Job:
Extract and list every line that contains the word "title".

Figure record listings:
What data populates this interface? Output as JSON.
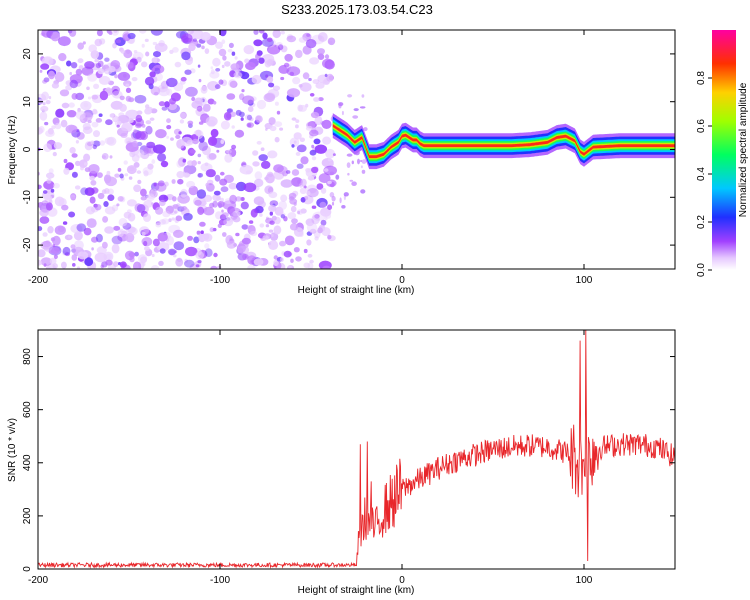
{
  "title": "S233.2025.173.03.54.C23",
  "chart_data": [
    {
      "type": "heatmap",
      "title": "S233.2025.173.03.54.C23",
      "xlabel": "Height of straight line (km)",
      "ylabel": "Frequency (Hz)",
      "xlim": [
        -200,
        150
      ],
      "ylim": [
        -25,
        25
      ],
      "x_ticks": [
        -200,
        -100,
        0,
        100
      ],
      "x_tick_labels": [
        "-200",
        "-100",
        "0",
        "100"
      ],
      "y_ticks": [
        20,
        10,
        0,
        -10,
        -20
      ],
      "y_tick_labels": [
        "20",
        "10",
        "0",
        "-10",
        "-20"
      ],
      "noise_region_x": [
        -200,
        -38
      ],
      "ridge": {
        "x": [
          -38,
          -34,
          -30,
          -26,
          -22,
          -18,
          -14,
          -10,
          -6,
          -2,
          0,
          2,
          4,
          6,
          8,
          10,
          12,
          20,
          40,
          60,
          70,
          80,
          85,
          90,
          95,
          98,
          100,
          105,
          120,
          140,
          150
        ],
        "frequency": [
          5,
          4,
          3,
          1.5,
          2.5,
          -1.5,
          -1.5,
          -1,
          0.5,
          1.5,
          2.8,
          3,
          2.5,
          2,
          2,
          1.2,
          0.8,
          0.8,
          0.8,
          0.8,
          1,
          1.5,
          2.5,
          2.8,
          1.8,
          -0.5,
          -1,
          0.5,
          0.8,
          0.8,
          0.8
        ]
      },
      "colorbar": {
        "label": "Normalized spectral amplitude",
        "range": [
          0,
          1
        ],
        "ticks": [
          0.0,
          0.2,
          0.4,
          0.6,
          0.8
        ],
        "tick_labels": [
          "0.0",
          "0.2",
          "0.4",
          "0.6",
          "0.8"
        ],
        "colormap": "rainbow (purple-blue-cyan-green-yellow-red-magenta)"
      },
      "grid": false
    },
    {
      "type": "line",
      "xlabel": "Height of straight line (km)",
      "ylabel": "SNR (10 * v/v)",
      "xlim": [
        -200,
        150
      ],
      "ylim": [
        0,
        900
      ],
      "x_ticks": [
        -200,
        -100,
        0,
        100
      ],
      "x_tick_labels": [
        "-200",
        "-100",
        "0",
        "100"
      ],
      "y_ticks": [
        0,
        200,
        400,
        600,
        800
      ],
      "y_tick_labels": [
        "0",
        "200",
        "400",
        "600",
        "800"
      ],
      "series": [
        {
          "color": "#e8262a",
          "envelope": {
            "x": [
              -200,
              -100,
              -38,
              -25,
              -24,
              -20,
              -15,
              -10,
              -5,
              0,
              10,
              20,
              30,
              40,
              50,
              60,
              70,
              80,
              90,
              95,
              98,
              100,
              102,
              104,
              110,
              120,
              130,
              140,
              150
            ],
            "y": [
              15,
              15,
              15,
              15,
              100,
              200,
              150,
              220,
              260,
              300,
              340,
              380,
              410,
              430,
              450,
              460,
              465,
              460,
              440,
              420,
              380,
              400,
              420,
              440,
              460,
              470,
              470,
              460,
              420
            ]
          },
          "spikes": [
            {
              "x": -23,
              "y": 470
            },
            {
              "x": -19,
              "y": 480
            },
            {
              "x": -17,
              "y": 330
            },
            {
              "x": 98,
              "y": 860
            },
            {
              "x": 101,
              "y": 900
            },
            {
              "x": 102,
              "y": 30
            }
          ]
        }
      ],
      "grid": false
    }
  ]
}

Expected answer:
  "title": "S233.2025.173.03.54.C23",
      "title": "S233.2025.173.03.54.C23",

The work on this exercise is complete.